- Task:
In the records below, reproduce verbatim the lines beginning at the one that contains "690, 722, 752]" and ending with the one that contains "497, 29, 508]", including both.

- Extracted information:
------------------------

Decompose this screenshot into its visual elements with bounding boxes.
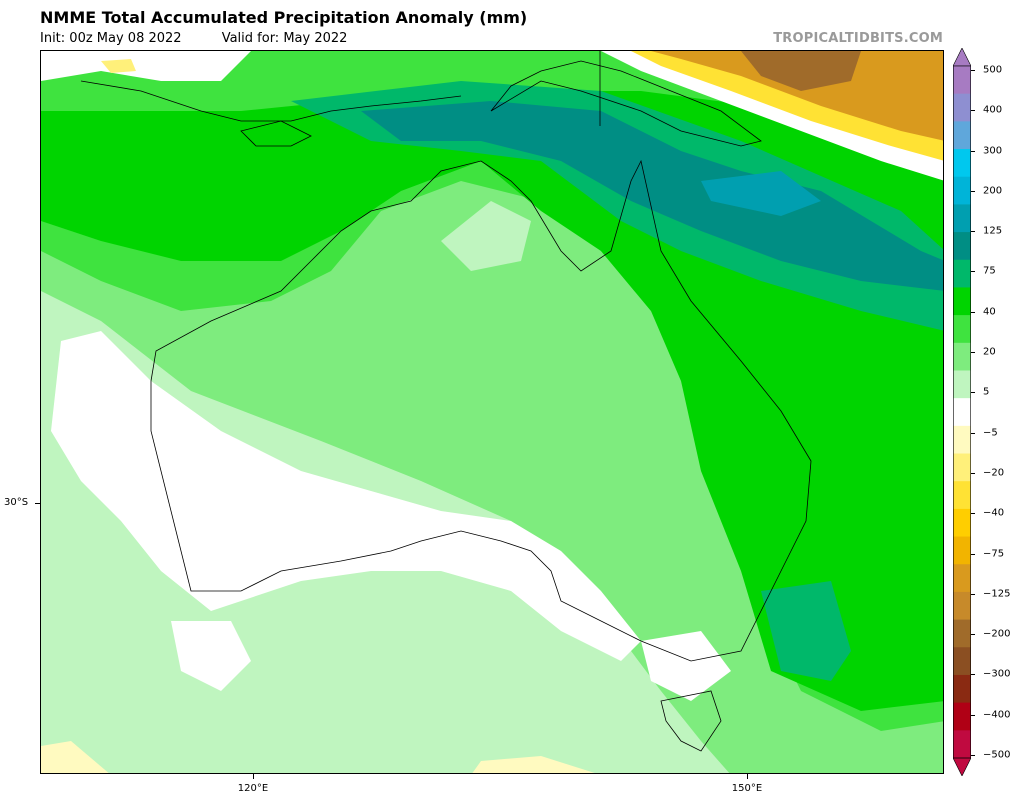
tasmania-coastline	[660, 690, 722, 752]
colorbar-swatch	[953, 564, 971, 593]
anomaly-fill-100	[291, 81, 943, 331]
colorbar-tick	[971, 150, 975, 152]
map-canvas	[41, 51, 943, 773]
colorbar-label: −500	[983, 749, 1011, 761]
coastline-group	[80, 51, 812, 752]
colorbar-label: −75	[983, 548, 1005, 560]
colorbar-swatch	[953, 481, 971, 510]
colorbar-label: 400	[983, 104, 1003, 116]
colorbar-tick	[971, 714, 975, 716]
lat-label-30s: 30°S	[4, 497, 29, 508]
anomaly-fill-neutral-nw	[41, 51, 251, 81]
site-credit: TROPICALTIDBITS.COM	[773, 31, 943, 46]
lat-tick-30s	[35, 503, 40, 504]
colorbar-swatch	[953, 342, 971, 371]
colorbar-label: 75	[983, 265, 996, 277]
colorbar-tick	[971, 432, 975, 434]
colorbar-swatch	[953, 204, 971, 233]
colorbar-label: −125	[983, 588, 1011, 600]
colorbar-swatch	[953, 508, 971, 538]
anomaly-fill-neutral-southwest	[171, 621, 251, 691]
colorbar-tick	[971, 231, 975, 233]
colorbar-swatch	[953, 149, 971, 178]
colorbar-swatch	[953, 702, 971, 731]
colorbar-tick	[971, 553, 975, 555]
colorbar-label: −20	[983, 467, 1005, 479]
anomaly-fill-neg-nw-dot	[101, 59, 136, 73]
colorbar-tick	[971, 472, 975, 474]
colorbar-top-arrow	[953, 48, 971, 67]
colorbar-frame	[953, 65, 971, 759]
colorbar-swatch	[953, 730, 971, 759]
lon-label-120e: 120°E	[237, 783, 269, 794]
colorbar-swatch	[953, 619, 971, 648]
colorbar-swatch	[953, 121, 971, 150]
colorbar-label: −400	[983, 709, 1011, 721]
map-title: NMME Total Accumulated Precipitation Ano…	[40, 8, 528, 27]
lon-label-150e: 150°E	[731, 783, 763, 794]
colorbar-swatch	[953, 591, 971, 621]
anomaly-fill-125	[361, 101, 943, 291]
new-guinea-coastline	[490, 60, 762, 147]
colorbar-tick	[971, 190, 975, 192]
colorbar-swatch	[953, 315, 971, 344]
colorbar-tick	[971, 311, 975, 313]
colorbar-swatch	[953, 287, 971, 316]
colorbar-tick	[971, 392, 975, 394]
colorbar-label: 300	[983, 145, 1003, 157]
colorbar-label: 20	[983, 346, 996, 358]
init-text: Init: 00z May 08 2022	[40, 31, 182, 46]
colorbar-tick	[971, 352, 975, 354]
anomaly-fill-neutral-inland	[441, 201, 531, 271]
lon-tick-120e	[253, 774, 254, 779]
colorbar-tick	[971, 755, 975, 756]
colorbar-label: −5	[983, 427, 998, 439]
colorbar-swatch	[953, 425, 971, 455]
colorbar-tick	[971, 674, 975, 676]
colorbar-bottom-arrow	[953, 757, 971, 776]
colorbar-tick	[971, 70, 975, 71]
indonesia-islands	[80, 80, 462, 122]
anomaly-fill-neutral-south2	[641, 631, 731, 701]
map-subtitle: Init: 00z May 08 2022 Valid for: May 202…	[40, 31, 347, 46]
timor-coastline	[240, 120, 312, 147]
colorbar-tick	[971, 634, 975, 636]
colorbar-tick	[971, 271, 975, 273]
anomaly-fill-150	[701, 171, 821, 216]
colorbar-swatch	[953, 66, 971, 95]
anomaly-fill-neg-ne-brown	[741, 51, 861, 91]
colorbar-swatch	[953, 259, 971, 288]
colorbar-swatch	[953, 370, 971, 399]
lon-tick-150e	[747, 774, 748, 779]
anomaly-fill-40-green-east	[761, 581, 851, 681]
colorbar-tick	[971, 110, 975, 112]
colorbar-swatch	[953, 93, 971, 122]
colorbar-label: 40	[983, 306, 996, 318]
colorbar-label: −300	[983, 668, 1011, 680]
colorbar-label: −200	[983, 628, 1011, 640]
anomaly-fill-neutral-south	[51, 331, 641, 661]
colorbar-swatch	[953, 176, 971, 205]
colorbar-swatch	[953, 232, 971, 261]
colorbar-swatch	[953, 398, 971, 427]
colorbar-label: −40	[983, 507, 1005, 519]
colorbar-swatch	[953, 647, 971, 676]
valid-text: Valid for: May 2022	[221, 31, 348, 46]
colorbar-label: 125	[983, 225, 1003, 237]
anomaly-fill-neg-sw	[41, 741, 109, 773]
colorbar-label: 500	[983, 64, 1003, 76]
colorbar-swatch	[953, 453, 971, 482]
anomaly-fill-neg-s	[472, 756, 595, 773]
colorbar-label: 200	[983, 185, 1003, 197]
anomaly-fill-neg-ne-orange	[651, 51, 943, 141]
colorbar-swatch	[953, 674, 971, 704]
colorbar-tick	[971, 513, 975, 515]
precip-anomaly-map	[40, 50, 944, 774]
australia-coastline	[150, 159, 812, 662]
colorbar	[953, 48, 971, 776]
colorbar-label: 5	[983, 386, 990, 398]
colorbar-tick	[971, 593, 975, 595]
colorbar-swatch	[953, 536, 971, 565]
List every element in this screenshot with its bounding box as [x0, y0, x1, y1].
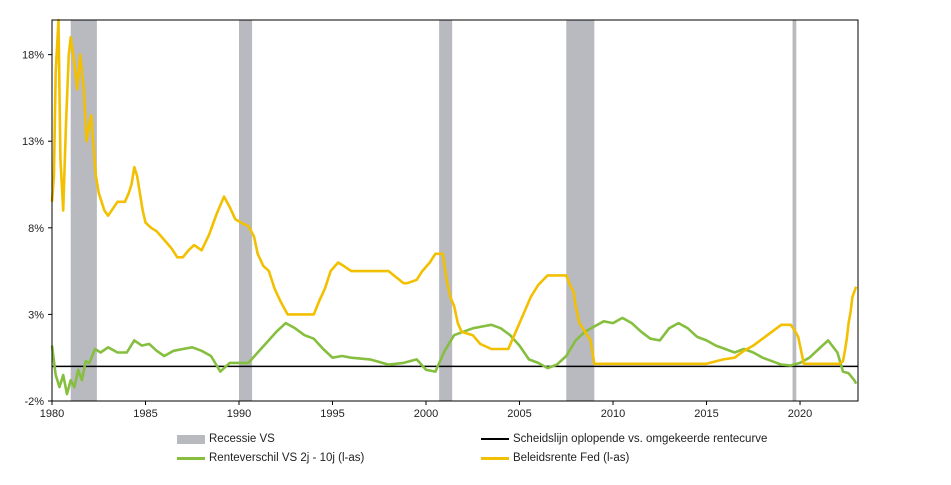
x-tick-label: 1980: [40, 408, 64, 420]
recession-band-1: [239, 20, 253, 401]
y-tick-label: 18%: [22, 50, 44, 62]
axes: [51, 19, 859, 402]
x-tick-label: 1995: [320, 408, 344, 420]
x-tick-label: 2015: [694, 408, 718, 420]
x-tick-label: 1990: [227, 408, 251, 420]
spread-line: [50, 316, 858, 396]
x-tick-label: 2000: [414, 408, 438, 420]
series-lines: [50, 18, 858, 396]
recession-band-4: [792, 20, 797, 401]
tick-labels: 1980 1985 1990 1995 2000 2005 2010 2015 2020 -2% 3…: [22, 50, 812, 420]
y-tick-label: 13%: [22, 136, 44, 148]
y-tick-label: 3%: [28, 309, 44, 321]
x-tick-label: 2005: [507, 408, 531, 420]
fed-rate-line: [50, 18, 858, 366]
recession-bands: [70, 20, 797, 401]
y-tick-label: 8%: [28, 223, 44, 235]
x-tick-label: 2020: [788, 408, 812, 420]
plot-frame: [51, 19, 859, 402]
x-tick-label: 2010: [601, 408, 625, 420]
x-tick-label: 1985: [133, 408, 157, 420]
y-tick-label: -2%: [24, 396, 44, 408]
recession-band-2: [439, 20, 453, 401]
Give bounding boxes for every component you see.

------------------------

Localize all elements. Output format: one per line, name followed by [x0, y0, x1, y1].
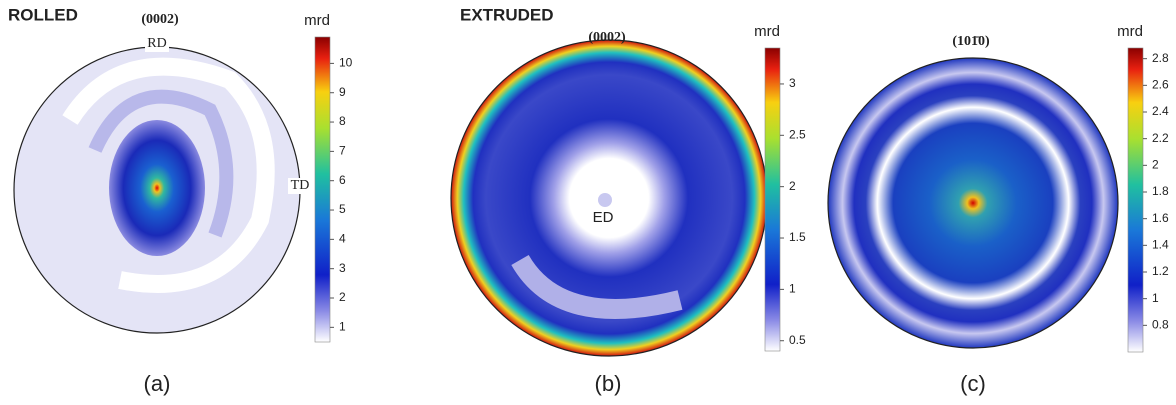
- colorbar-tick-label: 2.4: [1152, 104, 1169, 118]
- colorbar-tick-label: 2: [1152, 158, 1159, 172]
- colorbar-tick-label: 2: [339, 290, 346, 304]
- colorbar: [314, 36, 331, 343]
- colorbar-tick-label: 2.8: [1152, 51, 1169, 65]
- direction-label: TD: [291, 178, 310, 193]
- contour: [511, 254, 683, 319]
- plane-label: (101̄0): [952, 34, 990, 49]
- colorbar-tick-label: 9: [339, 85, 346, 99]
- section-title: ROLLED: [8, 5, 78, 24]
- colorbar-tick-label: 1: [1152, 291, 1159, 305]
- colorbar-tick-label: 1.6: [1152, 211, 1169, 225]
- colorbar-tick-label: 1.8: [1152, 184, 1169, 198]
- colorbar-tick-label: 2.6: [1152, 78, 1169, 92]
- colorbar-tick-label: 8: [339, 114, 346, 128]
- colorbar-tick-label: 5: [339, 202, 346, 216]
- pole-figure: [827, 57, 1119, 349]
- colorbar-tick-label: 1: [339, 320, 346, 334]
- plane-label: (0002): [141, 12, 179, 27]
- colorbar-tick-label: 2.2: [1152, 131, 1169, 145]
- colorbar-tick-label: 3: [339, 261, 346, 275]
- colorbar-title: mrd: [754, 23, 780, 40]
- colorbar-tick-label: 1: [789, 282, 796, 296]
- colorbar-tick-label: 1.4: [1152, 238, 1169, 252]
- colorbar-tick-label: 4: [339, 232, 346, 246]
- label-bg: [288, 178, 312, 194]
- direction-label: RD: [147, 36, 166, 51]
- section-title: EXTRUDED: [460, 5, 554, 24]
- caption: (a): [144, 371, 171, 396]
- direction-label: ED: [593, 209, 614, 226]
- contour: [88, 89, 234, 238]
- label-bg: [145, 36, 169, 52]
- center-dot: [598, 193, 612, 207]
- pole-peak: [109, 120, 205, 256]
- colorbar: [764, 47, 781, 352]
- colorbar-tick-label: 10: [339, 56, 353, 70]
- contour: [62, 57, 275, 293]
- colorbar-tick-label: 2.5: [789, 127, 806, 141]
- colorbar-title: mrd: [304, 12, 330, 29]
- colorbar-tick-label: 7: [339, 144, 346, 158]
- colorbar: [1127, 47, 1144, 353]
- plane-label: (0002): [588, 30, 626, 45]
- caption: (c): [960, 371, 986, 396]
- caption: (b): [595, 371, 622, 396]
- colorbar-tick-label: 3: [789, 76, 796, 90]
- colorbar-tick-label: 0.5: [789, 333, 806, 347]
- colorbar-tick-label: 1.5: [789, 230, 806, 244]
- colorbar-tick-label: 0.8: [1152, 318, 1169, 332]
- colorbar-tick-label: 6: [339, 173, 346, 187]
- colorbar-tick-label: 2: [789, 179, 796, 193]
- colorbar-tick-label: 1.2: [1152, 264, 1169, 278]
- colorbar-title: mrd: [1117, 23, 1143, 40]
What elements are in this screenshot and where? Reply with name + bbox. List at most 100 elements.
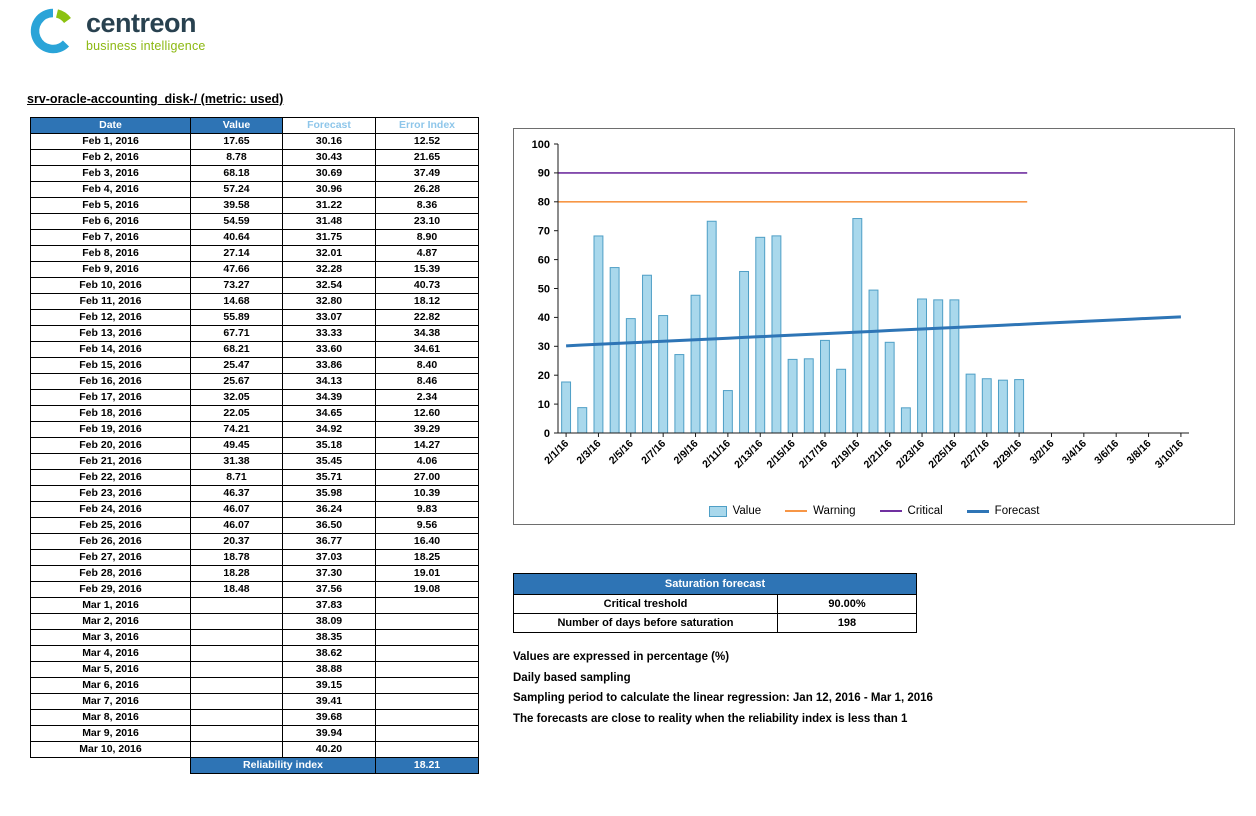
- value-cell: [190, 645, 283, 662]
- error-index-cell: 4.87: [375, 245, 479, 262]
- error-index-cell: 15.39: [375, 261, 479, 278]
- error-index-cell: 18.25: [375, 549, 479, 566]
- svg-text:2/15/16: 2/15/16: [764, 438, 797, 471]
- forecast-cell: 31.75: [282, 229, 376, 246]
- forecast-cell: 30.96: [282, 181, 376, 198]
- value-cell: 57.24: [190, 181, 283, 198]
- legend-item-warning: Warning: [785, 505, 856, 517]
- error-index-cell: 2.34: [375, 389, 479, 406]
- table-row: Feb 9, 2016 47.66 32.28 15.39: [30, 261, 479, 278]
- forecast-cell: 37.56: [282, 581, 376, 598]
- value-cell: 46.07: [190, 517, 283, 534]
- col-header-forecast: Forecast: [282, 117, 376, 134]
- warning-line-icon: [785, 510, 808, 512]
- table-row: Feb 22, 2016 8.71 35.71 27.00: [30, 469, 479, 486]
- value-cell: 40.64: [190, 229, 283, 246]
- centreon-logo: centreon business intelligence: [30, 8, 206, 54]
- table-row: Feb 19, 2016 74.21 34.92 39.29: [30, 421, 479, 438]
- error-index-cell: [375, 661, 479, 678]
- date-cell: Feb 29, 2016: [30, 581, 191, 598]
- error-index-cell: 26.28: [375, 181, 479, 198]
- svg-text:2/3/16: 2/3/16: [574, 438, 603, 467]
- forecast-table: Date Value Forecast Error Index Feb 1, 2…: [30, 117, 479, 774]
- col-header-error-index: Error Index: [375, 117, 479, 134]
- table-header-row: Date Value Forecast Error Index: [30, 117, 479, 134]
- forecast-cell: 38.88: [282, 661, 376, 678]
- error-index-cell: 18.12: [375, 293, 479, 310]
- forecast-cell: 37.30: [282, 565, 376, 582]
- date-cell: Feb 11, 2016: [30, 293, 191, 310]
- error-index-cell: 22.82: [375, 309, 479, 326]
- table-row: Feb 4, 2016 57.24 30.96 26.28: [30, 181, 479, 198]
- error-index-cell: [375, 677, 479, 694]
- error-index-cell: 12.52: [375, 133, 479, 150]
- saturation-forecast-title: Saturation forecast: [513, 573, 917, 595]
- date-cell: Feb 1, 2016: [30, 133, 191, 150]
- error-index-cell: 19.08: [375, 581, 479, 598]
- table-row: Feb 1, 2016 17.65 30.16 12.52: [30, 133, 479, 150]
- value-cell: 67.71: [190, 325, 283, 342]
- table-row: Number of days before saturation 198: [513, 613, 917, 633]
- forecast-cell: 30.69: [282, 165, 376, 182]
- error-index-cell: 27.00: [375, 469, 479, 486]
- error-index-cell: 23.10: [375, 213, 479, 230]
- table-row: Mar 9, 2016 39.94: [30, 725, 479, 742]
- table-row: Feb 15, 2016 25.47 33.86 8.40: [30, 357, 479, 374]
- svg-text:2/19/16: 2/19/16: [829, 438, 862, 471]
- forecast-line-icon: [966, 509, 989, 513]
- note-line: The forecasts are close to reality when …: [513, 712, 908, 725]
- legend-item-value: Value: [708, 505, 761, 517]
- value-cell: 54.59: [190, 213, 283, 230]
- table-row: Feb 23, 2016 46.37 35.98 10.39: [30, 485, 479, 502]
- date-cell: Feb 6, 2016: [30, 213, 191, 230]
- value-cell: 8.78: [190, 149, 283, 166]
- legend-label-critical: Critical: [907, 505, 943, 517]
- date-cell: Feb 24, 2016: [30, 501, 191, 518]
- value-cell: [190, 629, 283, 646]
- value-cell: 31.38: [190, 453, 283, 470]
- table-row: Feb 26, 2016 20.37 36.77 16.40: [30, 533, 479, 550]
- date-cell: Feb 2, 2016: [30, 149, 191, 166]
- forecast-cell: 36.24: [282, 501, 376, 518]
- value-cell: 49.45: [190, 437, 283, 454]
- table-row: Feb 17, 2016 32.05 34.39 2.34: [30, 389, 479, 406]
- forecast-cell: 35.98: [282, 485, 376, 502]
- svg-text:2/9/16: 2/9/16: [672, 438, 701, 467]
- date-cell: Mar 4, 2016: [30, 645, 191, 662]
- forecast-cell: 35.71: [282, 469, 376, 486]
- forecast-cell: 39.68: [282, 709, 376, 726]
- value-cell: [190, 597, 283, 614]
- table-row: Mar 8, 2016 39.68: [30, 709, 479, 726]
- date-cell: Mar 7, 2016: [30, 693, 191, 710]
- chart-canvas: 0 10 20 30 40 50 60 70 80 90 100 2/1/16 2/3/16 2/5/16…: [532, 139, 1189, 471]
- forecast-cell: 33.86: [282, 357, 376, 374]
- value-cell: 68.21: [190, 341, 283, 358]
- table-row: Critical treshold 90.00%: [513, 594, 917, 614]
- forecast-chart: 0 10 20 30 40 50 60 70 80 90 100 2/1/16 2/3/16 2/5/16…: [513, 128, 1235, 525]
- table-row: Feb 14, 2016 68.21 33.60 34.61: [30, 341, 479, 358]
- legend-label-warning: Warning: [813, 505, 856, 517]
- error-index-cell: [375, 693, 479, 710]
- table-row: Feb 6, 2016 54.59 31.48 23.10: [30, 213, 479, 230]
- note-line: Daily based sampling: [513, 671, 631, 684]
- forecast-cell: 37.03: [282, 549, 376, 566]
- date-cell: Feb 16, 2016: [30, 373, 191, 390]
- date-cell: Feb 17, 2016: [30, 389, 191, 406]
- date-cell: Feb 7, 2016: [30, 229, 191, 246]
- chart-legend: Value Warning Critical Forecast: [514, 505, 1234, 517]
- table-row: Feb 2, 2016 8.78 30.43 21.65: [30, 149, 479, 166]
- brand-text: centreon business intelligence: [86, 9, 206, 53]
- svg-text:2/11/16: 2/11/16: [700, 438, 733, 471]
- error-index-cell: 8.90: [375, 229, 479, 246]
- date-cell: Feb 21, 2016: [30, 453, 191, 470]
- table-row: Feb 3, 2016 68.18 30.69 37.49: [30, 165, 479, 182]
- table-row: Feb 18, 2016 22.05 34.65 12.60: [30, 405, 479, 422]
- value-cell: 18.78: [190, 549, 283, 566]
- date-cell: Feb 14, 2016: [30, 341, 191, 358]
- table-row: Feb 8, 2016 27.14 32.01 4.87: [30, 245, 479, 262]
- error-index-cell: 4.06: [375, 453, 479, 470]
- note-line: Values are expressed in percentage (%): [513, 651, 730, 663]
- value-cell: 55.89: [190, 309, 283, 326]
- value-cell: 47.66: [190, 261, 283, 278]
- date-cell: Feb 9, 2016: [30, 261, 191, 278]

------------------------

- Worked answer:
tasmania-coastline	[660, 690, 722, 752]
colorbar-swatch	[953, 564, 971, 593]
anomaly-fill-100	[291, 81, 943, 331]
colorbar-tick	[971, 150, 975, 152]
map-canvas	[41, 51, 943, 773]
colorbar-label: −500	[983, 749, 1011, 761]
coastline-group	[80, 51, 812, 752]
colorbar-label: −75	[983, 548, 1005, 560]
colorbar-swatch	[953, 481, 971, 510]
colorbar-label: 400	[983, 104, 1003, 116]
colorbar-tick	[971, 714, 975, 716]
lat-label-30s: 30°S	[4, 497, 29, 508]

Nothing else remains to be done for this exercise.